** BEGIN ITEMS **

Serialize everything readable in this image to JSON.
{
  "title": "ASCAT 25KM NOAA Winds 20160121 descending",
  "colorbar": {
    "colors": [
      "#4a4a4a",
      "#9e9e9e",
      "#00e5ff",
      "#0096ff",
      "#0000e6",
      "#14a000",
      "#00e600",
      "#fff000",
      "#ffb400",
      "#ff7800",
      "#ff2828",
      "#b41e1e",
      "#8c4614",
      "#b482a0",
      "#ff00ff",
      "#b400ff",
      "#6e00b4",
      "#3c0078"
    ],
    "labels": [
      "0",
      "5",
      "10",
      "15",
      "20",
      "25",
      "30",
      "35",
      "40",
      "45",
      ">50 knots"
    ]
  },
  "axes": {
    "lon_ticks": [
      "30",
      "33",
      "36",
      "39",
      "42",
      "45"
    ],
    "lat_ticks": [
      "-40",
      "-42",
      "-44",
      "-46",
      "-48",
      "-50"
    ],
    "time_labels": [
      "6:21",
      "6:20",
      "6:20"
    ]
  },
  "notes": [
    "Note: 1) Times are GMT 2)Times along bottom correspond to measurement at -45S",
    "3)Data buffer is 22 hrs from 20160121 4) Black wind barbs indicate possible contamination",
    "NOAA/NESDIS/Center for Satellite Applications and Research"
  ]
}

** END ITEMS **

◆ EXERCISE ◆
List the lines that contain the word "NOAA".

◆ EXERCISE RESPONSE ◆
  "title": "ASCAT 25KM NOAA Winds 20160121 descending",
    "NOAA/NESDIS/Center for Satellite Applications and Research"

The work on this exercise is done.